- Required task
Copy all of the material below exactly.

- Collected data

□ □ □ □ □

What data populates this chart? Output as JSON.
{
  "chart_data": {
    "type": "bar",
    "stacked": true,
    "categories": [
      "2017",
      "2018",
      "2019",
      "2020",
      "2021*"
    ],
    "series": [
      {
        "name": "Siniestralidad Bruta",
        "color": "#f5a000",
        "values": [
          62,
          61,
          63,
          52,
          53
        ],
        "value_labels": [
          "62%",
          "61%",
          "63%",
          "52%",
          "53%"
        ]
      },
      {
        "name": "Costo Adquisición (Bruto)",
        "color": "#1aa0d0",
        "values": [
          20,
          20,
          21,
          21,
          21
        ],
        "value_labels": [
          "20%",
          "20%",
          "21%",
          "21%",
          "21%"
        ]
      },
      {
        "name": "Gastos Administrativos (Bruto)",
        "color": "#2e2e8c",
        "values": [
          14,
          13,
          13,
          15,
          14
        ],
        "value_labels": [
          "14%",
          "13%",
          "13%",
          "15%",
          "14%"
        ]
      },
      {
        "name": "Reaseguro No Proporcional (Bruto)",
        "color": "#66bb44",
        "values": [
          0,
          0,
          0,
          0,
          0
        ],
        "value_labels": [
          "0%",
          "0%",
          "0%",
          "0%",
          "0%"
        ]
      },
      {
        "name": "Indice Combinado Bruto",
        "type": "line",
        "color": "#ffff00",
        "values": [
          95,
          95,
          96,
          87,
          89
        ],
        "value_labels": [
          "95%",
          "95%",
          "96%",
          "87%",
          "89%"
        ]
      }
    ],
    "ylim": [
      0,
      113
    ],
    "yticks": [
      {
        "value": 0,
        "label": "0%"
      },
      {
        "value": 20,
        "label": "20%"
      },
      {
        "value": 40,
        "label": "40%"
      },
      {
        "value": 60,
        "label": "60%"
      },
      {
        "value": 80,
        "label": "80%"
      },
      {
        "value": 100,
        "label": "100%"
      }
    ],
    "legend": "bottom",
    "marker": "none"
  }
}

□ □ □ □ □

- Exercise output
What data populates this chart? Output as JSON.
{
  "chart_data": {
    "type": "bar",
    "stacked": true,
    "categories": [
      "2017",
      "2018",
      "2019",
      "2020",
      "2021*"
    ],
    "series": [
      {
        "name": "Siniestralidad Bruta",
        "color": "#f5a000",
        "values": [
          62,
          61,
          63,
          52,
          53
        ],
        "value_labels": [
          "62%",
          "61%",
          "63%",
          "52%",
          "53%"
        ]
      },
      {
        "name": "Costo Adquisición (Bruto)",
        "color": "#1aa0d0",
        "values": [
          20,
          20,
          21,
          21,
          21
        ],
        "value_labels": [
          "20%",
          "20%",
          "21%",
          "21%",
          "21%"
        ]
      },
      {
        "name": "Gastos Administrativos (Bruto)",
        "color": "#2e2e8c",
        "values": [
          14,
          13,
          13,
          15,
          14
        ],
        "value_labels": [
          "14%",
          "13%",
          "13%",
          "15%",
          "14%"
        ]
      },
      {
        "name": "Reaseguro No Proporcional (Bruto)",
        "color": "#66bb44",
        "values": [
          0,
          0,
          0,
          0,
          0
        ],
        "value_labels": [
          "0%",
          "0%",
          "0%",
          "0%",
          "0%"
        ]
      },
      {
        "name": "Indice Combinado Bruto",
        "type": "line",
        "color": "#ffff00",
        "values": [
          95,
          95,
          96,
          87,
          89
        ],
        "value_labels": [
          "95%",
          "95%",
          "96%",
          "87%",
          "89%"
        ]
      }
    ],
    "ylim": [
      0,
      113
    ],
    "yticks": [
      {
        "value": 0,
        "label": "0%"
      },
      {
        "value": 20,
        "label": "20%"
      },
      {
        "value": 40,
        "label": "40%"
      },
      {
        "value": 60,
        "label": "60%"
      },
      {
        "value": 80,
        "label": "80%"
      },
      {
        "value": 100,
        "label": "100%"
      }
    ],
    "legend": "bottom",
    "marker": "none"
  }
}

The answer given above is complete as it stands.